Pick every line from the data that holds the word "Futures".

Figure data in JSON:
□ □ □ □ □ □ □
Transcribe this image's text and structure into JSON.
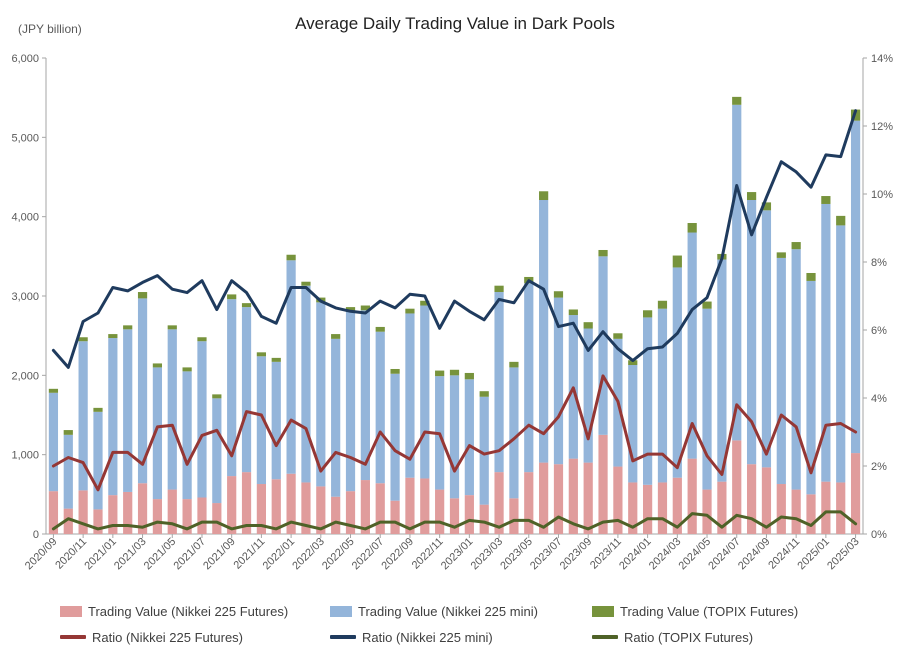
{
  "title": "Average Daily Trading Value in Dark Pools",
  "unit_label": "(JPY billion)",
  "colors": {
    "nk225": "#e09c9c",
    "mini": "#94b5da",
    "topix": "#77933c",
    "ratio_nk225": "#953735",
    "ratio_mini": "#1f3b5e",
    "ratio_topix": "#4f6228",
    "axis": "#a6a6a6"
  },
  "legend": {
    "tv_nk225": "Trading Value (Nikkei 225 Futures)",
    "tv_mini": "Trading Value (Nikkei 225 mini)",
    "tv_topix": "Trading Value (TOPIX Futures)",
    "r_nk225": "Ratio (Nikkei 225 Futures)",
    "r_mini": "Ratio (Nikkei 225 mini)",
    "r_topix": "Ratio (TOPIX Futures)"
  },
  "chart_data": {
    "type": "bar",
    "stacked": true,
    "legend_position": "bottom",
    "grid": false,
    "x": [
      "2020/09",
      "2020/10",
      "2020/11",
      "2020/12",
      "2021/01",
      "2021/02",
      "2021/03",
      "2021/04",
      "2021/05",
      "2021/06",
      "2021/07",
      "2021/08",
      "2021/09",
      "2021/10",
      "2021/11",
      "2021/12",
      "2022/01",
      "2022/02",
      "2022/03",
      "2022/04",
      "2022/05",
      "2022/06",
      "2022/07",
      "2022/08",
      "2022/09",
      "2022/10",
      "2022/11",
      "2022/12",
      "2023/01",
      "2023/02",
      "2023/03",
      "2023/04",
      "2023/05",
      "2023/06",
      "2023/07",
      "2023/08",
      "2023/09",
      "2023/10",
      "2023/11",
      "2023/12",
      "2024/01",
      "2024/02",
      "2024/03",
      "2024/04",
      "2024/05",
      "2024/06",
      "2024/07",
      "2024/08",
      "2024/09",
      "2024/10",
      "2024/11",
      "2024/12",
      "2025/01",
      "2025/02",
      "2025/03"
    ],
    "x_tick_labels": [
      "2020/09",
      "2020/11",
      "2021/01",
      "2021/03",
      "2021/05",
      "2021/07",
      "2021/09",
      "2021/11",
      "2022/01",
      "2022/03",
      "2022/05",
      "2022/07",
      "2022/09",
      "2022/11",
      "2023/01",
      "2023/03",
      "2023/05",
      "2023/07",
      "2023/09",
      "2023/11",
      "2024/01",
      "2024/03",
      "2024/05",
      "2024/07",
      "2024/09",
      "2024/11",
      "2025/01",
      "2025/03"
    ],
    "y_left": {
      "min": 0,
      "max": 6000,
      "ticks": [
        "0",
        "1,000",
        "2,000",
        "3,000",
        "4,000",
        "5,000",
        "6,000"
      ]
    },
    "y_right": {
      "min": 0,
      "max": 14,
      "ticks": [
        "0%",
        "2%",
        "4%",
        "6%",
        "8%",
        "10%",
        "12%",
        "14%"
      ]
    },
    "bar_series": [
      {
        "name": "Trading Value (Nikkei 225 Futures)",
        "axis": "left",
        "values": [
          540,
          320,
          550,
          310,
          490,
          530,
          640,
          440,
          560,
          440,
          460,
          390,
          730,
          780,
          630,
          690,
          760,
          650,
          600,
          470,
          540,
          680,
          640,
          420,
          710,
          700,
          560,
          450,
          490,
          370,
          780,
          450,
          780,
          900,
          880,
          950,
          900,
          1250,
          850,
          650,
          620,
          650,
          710,
          950,
          560,
          660,
          1180,
          880,
          840,
          630,
          560,
          500,
          660,
          650,
          1020
        ]
      },
      {
        "name": "Trading Value (Nikkei 225 mini)",
        "axis": "left",
        "values": [
          1240,
          930,
          1880,
          1230,
          1980,
          2050,
          2330,
          1660,
          2020,
          1610,
          1970,
          1320,
          2230,
          2080,
          1610,
          1480,
          2690,
          2480,
          2320,
          1990,
          2260,
          2140,
          1910,
          1600,
          2070,
          2180,
          1430,
          1550,
          1460,
          1360,
          2270,
          1650,
          2380,
          3310,
          2100,
          1810,
          1690,
          2250,
          1610,
          1480,
          2110,
          2190,
          2650,
          2850,
          2280,
          2800,
          4230,
          3330,
          3240,
          2850,
          3030,
          2690,
          3500,
          3240,
          4190
        ]
      },
      {
        "name": "Trading Value (TOPIX Futures)",
        "axis": "left",
        "values": [
          50,
          60,
          50,
          50,
          50,
          50,
          80,
          50,
          50,
          50,
          50,
          50,
          60,
          50,
          50,
          50,
          70,
          50,
          60,
          60,
          60,
          60,
          60,
          60,
          60,
          60,
          70,
          70,
          80,
          70,
          80,
          70,
          80,
          110,
          80,
          70,
          80,
          80,
          70,
          60,
          90,
          100,
          150,
          120,
          90,
          70,
          100,
          100,
          100,
          70,
          90,
          100,
          100,
          120,
          140
        ]
      }
    ],
    "line_series": [
      {
        "name": "Ratio (Nikkei 225 Futures)",
        "axis": "right",
        "values": [
          2.0,
          2.25,
          2.1,
          1.3,
          2.4,
          2.4,
          2.05,
          3.15,
          3.2,
          2.05,
          2.9,
          3.05,
          2.3,
          3.6,
          3.5,
          2.6,
          3.35,
          3.1,
          1.85,
          2.4,
          2.25,
          2.05,
          3.0,
          2.45,
          2.2,
          3.0,
          2.95,
          1.85,
          2.6,
          2.35,
          2.45,
          2.8,
          3.2,
          2.95,
          3.45,
          4.3,
          2.8,
          4.65,
          3.9,
          2.15,
          2.35,
          2.35,
          1.95,
          3.25,
          2.3,
          1.75,
          3.8,
          3.3,
          2.35,
          3.5,
          3.15,
          1.8,
          3.2,
          3.25,
          3.0
        ]
      },
      {
        "name": "Ratio (Nikkei 225 mini)",
        "axis": "right",
        "values": [
          5.4,
          4.9,
          6.25,
          6.5,
          7.25,
          7.15,
          7.4,
          7.6,
          7.2,
          7.1,
          7.45,
          6.6,
          7.45,
          7.1,
          6.4,
          6.2,
          7.25,
          7.25,
          6.85,
          6.65,
          6.55,
          6.5,
          6.85,
          6.65,
          7.05,
          7.0,
          6.05,
          6.85,
          6.55,
          6.3,
          6.9,
          6.8,
          7.45,
          7.2,
          6.1,
          6.2,
          5.4,
          5.95,
          5.45,
          5.1,
          5.45,
          5.5,
          5.9,
          6.6,
          6.95,
          8.1,
          10.25,
          8.8,
          9.9,
          10.95,
          10.65,
          10.2,
          11.15,
          11.1,
          12.45
        ]
      },
      {
        "name": "Ratio (TOPIX Futures)",
        "axis": "right",
        "values": [
          0.15,
          0.45,
          0.3,
          0.15,
          0.25,
          0.25,
          0.2,
          0.35,
          0.3,
          0.15,
          0.35,
          0.35,
          0.15,
          0.25,
          0.25,
          0.15,
          0.35,
          0.25,
          0.15,
          0.35,
          0.25,
          0.15,
          0.35,
          0.35,
          0.15,
          0.35,
          0.35,
          0.2,
          0.4,
          0.35,
          0.2,
          0.4,
          0.4,
          0.2,
          0.5,
          0.3,
          0.15,
          0.35,
          0.4,
          0.2,
          0.45,
          0.45,
          0.2,
          0.6,
          0.55,
          0.2,
          0.55,
          0.45,
          0.2,
          0.5,
          0.45,
          0.25,
          0.65,
          0.65,
          0.3
        ]
      }
    ]
  }
}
□ □ □ □ □ □ □
RESPONSE TO THIS EXERCISE:
    "tv_nk225": "Trading Value (Nikkei 225 Futures)",
    "tv_topix": "Trading Value (TOPIX Futures)",
    "r_nk225": "Ratio (Nikkei 225 Futures)",
    "r_topix": "Ratio (TOPIX Futures)"
        "name": "Trading Value (Nikkei 225 Futures)",
        "name": "Trading Value (TOPIX Futures)",
        "name": "Ratio (Nikkei 225 Futures)",
        "name": "Ratio (TOPIX Futures)",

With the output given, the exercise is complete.